Copy out every line that contains "Internet".
===
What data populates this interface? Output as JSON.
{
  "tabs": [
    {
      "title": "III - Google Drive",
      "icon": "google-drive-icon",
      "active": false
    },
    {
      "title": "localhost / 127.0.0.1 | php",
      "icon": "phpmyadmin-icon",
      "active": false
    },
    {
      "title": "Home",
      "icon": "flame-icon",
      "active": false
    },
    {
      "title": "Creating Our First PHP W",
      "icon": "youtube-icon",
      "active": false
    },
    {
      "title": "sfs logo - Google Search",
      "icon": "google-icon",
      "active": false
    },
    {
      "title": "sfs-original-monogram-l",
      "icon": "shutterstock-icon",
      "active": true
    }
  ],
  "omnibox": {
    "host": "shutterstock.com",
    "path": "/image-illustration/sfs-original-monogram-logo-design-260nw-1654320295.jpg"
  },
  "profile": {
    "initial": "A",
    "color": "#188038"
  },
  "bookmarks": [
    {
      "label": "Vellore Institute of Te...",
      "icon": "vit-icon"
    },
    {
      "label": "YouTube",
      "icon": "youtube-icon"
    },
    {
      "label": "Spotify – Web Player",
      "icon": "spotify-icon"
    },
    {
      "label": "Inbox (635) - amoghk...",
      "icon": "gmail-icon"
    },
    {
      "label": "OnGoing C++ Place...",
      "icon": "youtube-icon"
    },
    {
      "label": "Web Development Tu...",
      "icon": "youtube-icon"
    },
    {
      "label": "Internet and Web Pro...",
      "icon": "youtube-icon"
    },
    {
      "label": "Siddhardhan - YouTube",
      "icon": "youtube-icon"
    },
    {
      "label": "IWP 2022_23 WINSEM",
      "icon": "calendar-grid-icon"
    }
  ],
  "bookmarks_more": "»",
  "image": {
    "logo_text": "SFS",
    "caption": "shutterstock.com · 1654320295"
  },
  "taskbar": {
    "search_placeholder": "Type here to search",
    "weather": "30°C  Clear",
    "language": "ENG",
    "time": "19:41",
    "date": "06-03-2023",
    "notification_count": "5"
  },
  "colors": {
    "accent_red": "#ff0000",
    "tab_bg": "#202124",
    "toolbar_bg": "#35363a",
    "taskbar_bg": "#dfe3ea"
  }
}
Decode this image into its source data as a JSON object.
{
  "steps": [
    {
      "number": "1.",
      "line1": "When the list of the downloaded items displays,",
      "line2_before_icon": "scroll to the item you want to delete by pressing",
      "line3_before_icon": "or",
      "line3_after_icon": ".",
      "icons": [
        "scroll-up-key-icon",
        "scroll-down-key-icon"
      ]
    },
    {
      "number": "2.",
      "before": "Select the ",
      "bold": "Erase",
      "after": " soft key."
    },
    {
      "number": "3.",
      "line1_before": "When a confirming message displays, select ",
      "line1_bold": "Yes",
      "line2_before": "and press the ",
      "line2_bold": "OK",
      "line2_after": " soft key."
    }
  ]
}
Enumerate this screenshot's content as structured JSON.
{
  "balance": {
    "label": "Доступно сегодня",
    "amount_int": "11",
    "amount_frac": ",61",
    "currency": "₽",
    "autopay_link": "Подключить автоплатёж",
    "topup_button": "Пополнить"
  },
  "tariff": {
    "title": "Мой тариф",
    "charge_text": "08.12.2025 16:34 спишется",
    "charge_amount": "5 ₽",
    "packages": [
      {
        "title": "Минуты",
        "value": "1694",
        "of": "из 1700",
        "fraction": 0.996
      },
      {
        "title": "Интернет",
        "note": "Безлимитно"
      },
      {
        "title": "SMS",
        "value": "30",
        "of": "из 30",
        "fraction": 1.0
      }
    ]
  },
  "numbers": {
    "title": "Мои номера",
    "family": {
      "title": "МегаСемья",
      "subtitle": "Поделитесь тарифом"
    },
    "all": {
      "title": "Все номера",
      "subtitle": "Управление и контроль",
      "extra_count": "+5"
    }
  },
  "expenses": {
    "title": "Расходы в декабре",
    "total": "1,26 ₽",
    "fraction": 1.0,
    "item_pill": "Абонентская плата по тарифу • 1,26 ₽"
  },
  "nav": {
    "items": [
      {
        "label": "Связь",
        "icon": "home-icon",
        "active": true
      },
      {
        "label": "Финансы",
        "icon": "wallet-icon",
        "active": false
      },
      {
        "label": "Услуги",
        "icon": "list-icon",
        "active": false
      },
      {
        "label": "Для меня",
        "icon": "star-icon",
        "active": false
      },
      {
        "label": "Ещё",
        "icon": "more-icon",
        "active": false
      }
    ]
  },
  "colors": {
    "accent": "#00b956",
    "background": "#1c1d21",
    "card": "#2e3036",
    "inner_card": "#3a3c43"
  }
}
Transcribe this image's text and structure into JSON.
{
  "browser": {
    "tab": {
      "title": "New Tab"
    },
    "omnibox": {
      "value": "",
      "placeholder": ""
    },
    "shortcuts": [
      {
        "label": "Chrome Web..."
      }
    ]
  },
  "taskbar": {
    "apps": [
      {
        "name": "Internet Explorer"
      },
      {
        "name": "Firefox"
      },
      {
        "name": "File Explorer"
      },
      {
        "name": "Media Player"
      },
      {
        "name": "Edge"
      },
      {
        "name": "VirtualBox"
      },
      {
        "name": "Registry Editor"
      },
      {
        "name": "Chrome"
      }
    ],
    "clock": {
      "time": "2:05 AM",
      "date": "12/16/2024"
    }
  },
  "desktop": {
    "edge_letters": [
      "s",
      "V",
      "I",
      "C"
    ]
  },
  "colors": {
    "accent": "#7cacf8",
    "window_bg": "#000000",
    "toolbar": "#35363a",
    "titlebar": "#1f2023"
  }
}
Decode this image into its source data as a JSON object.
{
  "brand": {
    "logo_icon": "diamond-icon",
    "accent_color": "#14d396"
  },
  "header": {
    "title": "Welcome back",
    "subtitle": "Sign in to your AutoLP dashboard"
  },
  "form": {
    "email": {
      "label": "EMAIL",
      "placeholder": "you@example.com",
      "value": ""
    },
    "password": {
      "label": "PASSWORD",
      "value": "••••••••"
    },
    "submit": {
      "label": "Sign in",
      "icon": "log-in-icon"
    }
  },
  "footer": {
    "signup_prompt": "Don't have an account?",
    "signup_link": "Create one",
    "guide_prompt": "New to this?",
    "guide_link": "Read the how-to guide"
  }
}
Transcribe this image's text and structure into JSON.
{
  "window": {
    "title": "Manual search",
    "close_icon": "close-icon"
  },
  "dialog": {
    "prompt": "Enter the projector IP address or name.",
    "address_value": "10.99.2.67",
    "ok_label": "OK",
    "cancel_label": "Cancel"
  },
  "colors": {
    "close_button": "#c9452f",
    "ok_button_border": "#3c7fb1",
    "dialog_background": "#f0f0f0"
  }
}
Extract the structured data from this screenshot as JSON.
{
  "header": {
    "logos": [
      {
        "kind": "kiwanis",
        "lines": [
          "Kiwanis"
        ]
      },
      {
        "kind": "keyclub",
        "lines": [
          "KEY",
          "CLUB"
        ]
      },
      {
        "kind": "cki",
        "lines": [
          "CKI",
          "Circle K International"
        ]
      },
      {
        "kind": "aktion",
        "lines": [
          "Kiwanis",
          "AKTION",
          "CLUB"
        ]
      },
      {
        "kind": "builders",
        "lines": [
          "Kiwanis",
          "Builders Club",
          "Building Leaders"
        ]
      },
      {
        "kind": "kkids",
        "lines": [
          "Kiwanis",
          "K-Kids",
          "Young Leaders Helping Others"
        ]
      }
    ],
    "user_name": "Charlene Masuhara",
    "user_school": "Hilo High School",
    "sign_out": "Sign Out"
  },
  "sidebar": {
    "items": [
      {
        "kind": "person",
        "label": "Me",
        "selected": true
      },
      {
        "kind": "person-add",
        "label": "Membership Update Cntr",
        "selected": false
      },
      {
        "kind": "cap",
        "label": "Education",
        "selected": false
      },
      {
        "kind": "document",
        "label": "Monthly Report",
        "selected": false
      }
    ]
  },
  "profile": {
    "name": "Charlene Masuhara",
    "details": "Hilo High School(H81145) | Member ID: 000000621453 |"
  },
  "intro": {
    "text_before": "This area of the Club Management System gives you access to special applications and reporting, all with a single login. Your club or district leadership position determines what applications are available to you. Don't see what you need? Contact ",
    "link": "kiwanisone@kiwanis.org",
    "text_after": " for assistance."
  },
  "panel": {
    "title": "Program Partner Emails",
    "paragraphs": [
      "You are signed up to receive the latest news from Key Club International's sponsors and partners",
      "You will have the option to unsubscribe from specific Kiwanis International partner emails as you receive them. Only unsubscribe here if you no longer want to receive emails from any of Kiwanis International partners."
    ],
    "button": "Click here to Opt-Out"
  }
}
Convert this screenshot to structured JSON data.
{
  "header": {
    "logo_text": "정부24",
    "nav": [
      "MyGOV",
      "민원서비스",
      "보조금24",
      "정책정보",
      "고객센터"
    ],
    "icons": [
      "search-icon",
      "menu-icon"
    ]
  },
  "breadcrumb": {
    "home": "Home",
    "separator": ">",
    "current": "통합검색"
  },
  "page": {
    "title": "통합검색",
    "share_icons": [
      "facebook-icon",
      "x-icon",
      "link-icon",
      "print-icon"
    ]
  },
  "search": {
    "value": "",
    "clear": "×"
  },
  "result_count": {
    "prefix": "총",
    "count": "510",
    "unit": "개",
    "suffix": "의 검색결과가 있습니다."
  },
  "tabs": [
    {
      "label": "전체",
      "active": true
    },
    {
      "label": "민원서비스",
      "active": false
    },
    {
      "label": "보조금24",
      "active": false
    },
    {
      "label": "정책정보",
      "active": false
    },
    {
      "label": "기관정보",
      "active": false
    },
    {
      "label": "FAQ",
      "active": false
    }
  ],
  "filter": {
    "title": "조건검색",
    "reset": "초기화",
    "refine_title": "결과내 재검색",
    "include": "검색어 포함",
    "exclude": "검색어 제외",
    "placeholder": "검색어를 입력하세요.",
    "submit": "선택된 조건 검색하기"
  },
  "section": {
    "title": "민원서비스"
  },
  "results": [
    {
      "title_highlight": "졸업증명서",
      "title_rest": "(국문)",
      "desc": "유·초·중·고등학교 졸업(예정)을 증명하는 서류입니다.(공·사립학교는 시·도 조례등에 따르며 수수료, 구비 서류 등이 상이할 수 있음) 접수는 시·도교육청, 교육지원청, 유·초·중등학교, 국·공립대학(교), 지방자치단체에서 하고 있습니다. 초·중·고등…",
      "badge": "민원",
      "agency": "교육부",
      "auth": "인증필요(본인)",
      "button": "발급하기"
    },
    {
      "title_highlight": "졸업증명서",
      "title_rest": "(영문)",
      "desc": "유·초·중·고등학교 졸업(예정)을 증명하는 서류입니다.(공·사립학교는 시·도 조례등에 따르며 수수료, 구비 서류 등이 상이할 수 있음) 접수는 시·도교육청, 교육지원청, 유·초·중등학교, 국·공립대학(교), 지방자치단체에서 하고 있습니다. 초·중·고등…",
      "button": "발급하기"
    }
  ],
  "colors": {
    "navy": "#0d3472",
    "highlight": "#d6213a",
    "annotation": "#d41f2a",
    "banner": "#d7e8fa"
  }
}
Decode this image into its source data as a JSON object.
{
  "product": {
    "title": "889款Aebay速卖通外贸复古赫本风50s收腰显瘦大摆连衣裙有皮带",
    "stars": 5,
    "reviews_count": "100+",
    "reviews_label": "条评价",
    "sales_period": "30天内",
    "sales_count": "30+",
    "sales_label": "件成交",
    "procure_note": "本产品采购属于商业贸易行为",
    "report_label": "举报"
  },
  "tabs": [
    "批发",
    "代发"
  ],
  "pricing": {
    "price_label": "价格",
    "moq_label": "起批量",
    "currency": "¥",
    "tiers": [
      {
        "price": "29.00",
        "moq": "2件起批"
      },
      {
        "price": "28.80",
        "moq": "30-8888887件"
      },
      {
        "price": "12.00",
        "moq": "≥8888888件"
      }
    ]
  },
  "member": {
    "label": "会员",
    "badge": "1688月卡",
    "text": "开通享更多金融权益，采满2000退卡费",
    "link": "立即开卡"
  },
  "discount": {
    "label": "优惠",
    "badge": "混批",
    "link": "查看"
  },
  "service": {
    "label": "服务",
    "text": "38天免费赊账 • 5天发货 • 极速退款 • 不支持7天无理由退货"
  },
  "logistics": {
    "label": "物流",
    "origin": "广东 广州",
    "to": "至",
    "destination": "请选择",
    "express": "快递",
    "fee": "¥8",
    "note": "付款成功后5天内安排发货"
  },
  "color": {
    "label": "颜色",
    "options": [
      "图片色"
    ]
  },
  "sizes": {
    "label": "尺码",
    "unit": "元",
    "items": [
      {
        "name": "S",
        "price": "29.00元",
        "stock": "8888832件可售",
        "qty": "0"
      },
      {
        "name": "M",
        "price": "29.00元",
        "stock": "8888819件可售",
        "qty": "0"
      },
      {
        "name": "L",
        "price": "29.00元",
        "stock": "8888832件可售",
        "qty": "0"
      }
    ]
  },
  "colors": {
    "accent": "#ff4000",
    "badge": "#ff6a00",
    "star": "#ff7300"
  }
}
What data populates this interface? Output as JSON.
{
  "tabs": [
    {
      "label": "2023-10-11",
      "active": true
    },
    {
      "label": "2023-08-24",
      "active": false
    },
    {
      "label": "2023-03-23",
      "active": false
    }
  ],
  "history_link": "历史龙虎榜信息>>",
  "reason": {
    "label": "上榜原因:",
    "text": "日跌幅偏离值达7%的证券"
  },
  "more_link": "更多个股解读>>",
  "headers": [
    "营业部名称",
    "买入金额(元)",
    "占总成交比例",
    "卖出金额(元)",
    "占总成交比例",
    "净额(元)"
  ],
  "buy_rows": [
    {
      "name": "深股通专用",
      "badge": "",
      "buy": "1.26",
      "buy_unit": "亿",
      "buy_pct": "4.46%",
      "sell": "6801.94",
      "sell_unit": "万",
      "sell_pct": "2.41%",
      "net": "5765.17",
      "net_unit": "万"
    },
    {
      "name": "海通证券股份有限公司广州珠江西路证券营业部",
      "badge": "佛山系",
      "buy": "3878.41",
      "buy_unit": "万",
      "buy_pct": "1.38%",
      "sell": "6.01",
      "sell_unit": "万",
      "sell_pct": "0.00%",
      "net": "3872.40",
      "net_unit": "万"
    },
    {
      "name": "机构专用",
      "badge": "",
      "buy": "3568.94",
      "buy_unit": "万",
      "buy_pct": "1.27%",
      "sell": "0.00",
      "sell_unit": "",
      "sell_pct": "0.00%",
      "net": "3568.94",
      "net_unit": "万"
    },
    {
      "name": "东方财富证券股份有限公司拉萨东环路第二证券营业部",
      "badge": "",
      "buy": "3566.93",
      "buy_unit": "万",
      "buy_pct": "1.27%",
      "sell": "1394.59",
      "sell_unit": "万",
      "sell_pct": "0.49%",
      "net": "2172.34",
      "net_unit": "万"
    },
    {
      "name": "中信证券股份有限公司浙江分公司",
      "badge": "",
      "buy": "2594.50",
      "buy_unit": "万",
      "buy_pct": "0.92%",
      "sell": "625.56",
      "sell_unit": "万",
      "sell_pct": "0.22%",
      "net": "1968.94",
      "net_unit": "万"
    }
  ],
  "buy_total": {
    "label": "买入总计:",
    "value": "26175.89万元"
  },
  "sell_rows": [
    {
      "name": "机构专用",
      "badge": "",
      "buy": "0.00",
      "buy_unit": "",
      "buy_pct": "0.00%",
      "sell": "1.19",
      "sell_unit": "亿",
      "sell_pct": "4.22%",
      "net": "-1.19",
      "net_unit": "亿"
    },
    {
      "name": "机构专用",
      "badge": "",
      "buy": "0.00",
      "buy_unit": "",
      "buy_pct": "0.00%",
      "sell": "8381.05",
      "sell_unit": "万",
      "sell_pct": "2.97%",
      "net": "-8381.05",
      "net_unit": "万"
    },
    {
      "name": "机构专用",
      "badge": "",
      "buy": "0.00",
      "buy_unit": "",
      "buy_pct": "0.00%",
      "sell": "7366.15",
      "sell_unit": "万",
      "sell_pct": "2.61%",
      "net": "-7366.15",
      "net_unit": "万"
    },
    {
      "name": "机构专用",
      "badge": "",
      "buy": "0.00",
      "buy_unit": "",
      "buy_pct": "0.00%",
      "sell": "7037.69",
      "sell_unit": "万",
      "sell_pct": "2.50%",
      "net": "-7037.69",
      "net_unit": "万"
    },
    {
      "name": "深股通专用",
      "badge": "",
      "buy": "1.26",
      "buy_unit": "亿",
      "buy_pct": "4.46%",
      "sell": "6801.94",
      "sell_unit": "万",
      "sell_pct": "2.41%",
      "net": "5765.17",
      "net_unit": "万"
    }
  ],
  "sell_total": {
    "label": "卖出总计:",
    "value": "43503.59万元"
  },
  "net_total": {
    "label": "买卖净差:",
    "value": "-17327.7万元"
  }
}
===
## Full output
      "label": "Internet and Web Pro...",
        "name": "Internet Explorer"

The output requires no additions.